### GOAL
Each entry must be given again exactly; images do not belong in the copy.

### SUPPLIED MATERIAL
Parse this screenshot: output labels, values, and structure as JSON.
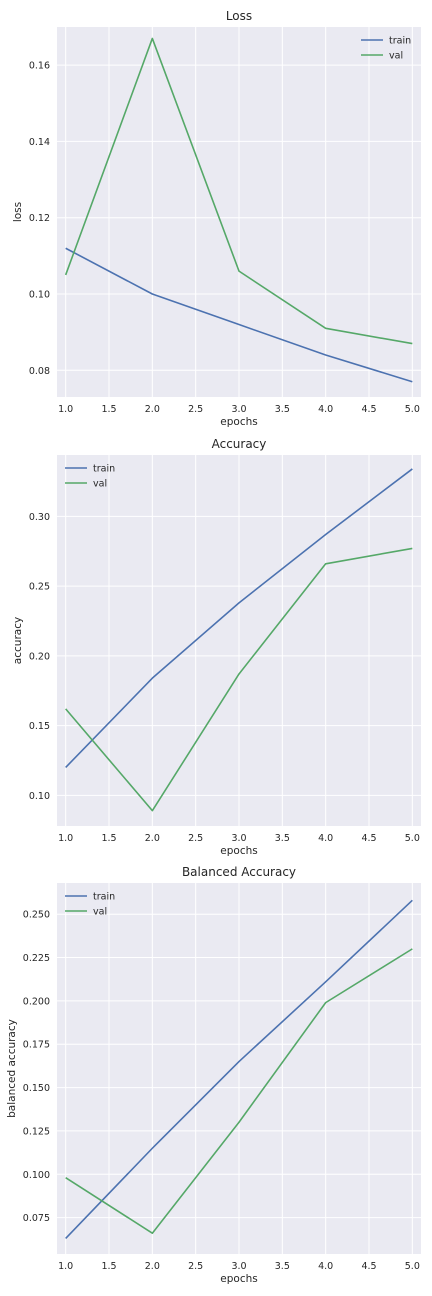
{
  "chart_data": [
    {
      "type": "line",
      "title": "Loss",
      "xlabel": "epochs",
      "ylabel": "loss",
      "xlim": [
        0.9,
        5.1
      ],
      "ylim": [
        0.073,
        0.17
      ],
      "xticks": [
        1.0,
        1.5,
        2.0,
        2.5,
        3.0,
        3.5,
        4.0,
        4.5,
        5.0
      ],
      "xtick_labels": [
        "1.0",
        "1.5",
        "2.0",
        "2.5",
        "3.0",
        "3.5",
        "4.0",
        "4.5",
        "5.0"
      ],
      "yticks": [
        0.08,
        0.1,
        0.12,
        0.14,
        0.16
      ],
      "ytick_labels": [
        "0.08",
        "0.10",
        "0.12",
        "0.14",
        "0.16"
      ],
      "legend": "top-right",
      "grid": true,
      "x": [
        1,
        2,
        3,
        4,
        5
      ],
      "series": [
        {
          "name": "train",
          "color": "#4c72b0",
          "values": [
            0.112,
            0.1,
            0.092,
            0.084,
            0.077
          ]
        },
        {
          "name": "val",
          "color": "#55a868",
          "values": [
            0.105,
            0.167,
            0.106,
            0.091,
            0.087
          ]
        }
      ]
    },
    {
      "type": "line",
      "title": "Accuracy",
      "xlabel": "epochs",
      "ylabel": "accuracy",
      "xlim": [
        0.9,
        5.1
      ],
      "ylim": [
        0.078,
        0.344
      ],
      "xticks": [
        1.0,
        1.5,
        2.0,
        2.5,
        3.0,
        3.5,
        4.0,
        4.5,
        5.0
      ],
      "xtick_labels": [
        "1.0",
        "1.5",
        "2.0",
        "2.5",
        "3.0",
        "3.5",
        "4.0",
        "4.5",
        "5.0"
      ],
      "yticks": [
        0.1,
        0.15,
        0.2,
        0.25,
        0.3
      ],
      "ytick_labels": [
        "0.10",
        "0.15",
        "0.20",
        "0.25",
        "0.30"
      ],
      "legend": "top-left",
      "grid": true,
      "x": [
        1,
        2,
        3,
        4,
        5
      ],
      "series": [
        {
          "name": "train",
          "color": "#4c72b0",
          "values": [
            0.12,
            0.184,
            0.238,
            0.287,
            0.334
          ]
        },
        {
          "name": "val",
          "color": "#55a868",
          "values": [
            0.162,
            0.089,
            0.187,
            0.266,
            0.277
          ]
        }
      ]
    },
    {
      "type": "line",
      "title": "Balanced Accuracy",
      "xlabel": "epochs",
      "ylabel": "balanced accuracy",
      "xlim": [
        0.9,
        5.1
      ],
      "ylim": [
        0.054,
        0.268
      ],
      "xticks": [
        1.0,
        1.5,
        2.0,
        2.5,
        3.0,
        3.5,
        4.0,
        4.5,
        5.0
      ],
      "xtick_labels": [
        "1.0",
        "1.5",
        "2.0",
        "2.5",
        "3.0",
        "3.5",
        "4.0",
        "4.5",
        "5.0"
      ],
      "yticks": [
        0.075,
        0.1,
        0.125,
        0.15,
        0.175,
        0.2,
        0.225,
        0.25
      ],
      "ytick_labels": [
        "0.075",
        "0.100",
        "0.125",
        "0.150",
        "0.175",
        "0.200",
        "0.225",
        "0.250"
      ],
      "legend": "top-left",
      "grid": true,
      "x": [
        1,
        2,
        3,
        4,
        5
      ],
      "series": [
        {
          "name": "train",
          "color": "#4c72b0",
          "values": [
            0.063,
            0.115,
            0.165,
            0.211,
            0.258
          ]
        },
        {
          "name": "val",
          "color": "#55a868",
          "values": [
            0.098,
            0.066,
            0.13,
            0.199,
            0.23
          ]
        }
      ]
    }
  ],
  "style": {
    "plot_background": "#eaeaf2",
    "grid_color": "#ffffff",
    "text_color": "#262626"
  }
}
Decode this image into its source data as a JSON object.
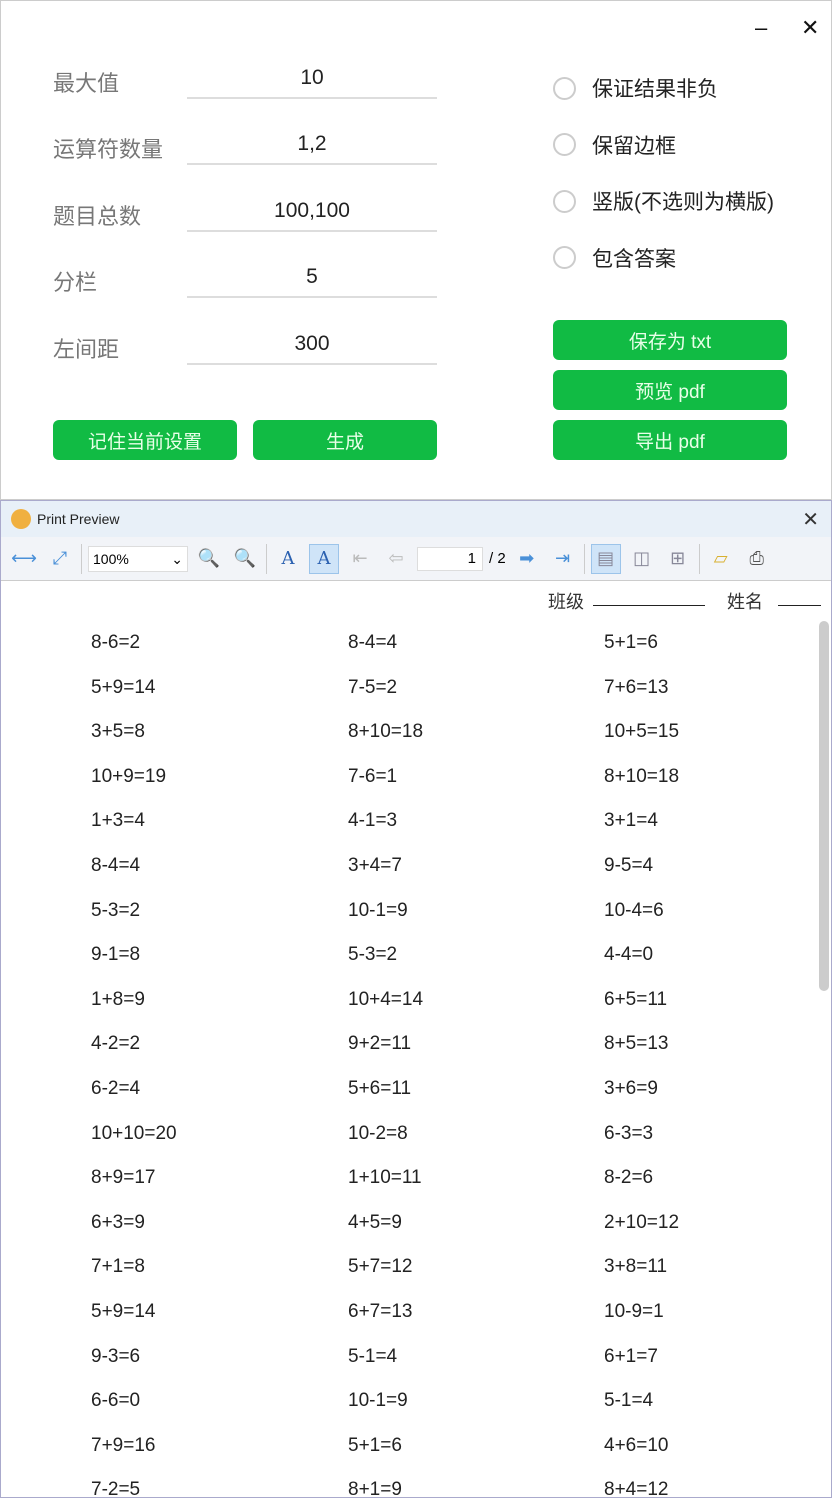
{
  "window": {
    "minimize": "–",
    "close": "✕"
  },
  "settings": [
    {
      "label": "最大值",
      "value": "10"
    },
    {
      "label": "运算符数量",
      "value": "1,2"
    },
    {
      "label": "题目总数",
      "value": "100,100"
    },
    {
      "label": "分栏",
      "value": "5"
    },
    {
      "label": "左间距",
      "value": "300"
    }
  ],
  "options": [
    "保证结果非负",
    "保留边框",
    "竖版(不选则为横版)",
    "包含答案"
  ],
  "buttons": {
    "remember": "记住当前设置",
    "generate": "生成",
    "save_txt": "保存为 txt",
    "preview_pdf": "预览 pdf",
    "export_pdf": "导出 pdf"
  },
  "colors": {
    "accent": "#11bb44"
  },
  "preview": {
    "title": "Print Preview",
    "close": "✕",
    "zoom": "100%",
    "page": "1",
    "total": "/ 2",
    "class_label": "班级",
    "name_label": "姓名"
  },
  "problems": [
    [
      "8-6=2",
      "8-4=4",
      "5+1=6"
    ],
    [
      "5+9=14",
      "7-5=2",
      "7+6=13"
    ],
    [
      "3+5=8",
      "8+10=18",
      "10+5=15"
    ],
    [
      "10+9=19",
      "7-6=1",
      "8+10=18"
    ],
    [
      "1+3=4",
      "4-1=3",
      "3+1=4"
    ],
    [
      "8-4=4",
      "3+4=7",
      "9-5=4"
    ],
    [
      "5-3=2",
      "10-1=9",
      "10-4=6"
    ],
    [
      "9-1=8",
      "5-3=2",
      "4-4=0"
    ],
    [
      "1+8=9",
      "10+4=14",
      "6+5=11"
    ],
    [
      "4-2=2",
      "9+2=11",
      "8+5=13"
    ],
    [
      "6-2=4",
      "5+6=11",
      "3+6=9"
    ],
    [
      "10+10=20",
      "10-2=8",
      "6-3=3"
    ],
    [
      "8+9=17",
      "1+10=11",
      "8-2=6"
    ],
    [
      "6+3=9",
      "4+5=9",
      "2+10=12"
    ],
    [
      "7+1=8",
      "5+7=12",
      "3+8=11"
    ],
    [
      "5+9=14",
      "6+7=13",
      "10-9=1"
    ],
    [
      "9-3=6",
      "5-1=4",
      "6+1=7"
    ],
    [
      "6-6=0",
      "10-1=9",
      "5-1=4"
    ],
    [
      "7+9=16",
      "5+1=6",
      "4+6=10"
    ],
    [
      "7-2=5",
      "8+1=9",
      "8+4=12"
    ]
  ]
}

### SOLVED PROBLEM
Parse this screenshot: output labels, values, and structure as JSON.
{
  "chart_data": [
    {
      "type": "line",
      "title": "Loss",
      "xlabel": "epochs",
      "ylabel": "loss",
      "xlim": [
        0.9,
        5.1
      ],
      "ylim": [
        0.073,
        0.17
      ],
      "xticks": [
        1.0,
        1.5,
        2.0,
        2.5,
        3.0,
        3.5,
        4.0,
        4.5,
        5.0
      ],
      "xtick_labels": [
        "1.0",
        "1.5",
        "2.0",
        "2.5",
        "3.0",
        "3.5",
        "4.0",
        "4.5",
        "5.0"
      ],
      "yticks": [
        0.08,
        0.1,
        0.12,
        0.14,
        0.16
      ],
      "ytick_labels": [
        "0.08",
        "0.10",
        "0.12",
        "0.14",
        "0.16"
      ],
      "legend": "top-right",
      "grid": true,
      "x": [
        1,
        2,
        3,
        4,
        5
      ],
      "series": [
        {
          "name": "train",
          "color": "#4c72b0",
          "values": [
            0.112,
            0.1,
            0.092,
            0.084,
            0.077
          ]
        },
        {
          "name": "val",
          "color": "#55a868",
          "values": [
            0.105,
            0.167,
            0.106,
            0.091,
            0.087
          ]
        }
      ]
    },
    {
      "type": "line",
      "title": "Accuracy",
      "xlabel": "epochs",
      "ylabel": "accuracy",
      "xlim": [
        0.9,
        5.1
      ],
      "ylim": [
        0.078,
        0.344
      ],
      "xticks": [
        1.0,
        1.5,
        2.0,
        2.5,
        3.0,
        3.5,
        4.0,
        4.5,
        5.0
      ],
      "xtick_labels": [
        "1.0",
        "1.5",
        "2.0",
        "2.5",
        "3.0",
        "3.5",
        "4.0",
        "4.5",
        "5.0"
      ],
      "yticks": [
        0.1,
        0.15,
        0.2,
        0.25,
        0.3
      ],
      "ytick_labels": [
        "0.10",
        "0.15",
        "0.20",
        "0.25",
        "0.30"
      ],
      "legend": "top-left",
      "grid": true,
      "x": [
        1,
        2,
        3,
        4,
        5
      ],
      "series": [
        {
          "name": "train",
          "color": "#4c72b0",
          "values": [
            0.12,
            0.184,
            0.238,
            0.287,
            0.334
          ]
        },
        {
          "name": "val",
          "color": "#55a868",
          "values": [
            0.162,
            0.089,
            0.187,
            0.266,
            0.277
          ]
        }
      ]
    },
    {
      "type": "line",
      "title": "Balanced Accuracy",
      "xlabel": "epochs",
      "ylabel": "balanced accuracy",
      "xlim": [
        0.9,
        5.1
      ],
      "ylim": [
        0.054,
        0.268
      ],
      "xticks": [
        1.0,
        1.5,
        2.0,
        2.5,
        3.0,
        3.5,
        4.0,
        4.5,
        5.0
      ],
      "xtick_labels": [
        "1.0",
        "1.5",
        "2.0",
        "2.5",
        "3.0",
        "3.5",
        "4.0",
        "4.5",
        "5.0"
      ],
      "yticks": [
        0.075,
        0.1,
        0.125,
        0.15,
        0.175,
        0.2,
        0.225,
        0.25
      ],
      "ytick_labels": [
        "0.075",
        "0.100",
        "0.125",
        "0.150",
        "0.175",
        "0.200",
        "0.225",
        "0.250"
      ],
      "legend": "top-left",
      "grid": true,
      "x": [
        1,
        2,
        3,
        4,
        5
      ],
      "series": [
        {
          "name": "train",
          "color": "#4c72b0",
          "values": [
            0.063,
            0.115,
            0.165,
            0.211,
            0.258
          ]
        },
        {
          "name": "val",
          "color": "#55a868",
          "values": [
            0.098,
            0.066,
            0.13,
            0.199,
            0.23
          ]
        }
      ]
    }
  ],
  "style": {
    "plot_background": "#eaeaf2",
    "grid_color": "#ffffff",
    "text_color": "#262626"
  }
}
Decode this image into its source data as a JSON object.
{
  "window": {
    "minimize": "–",
    "close": "✕"
  },
  "settings": [
    {
      "label": "最大值",
      "value": "10"
    },
    {
      "label": "运算符数量",
      "value": "1,2"
    },
    {
      "label": "题目总数",
      "value": "100,100"
    },
    {
      "label": "分栏",
      "value": "5"
    },
    {
      "label": "左间距",
      "value": "300"
    }
  ],
  "options": [
    "保证结果非负",
    "保留边框",
    "竖版(不选则为横版)",
    "包含答案"
  ],
  "buttons": {
    "remember": "记住当前设置",
    "generate": "生成",
    "save_txt": "保存为 txt",
    "preview_pdf": "预览 pdf",
    "export_pdf": "导出 pdf"
  },
  "colors": {
    "accent": "#11bb44"
  },
  "preview": {
    "title": "Print Preview",
    "close": "✕",
    "zoom": "100%",
    "page": "1",
    "total": "/ 2",
    "class_label": "班级",
    "name_label": "姓名"
  },
  "problems": [
    [
      "8-6=2",
      "8-4=4",
      "5+1=6"
    ],
    [
      "5+9=14",
      "7-5=2",
      "7+6=13"
    ],
    [
      "3+5=8",
      "8+10=18",
      "10+5=15"
    ],
    [
      "10+9=19",
      "7-6=1",
      "8+10=18"
    ],
    [
      "1+3=4",
      "4-1=3",
      "3+1=4"
    ],
    [
      "8-4=4",
      "3+4=7",
      "9-5=4"
    ],
    [
      "5-3=2",
      "10-1=9",
      "10-4=6"
    ],
    [
      "9-1=8",
      "5-3=2",
      "4-4=0"
    ],
    [
      "1+8=9",
      "10+4=14",
      "6+5=11"
    ],
    [
      "4-2=2",
      "9+2=11",
      "8+5=13"
    ],
    [
      "6-2=4",
      "5+6=11",
      "3+6=9"
    ],
    [
      "10+10=20",
      "10-2=8",
      "6-3=3"
    ],
    [
      "8+9=17",
      "1+10=11",
      "8-2=6"
    ],
    [
      "6+3=9",
      "4+5=9",
      "2+10=12"
    ],
    [
      "7+1=8",
      "5+7=12",
      "3+8=11"
    ],
    [
      "5+9=14",
      "6+7=13",
      "10-9=1"
    ],
    [
      "9-3=6",
      "5-1=4",
      "6+1=7"
    ],
    [
      "6-6=0",
      "10-1=9",
      "5-1=4"
    ],
    [
      "7+9=16",
      "5+1=6",
      "4+6=10"
    ],
    [
      "7-2=5",
      "8+1=9",
      "8+4=12"
    ]
  ]
}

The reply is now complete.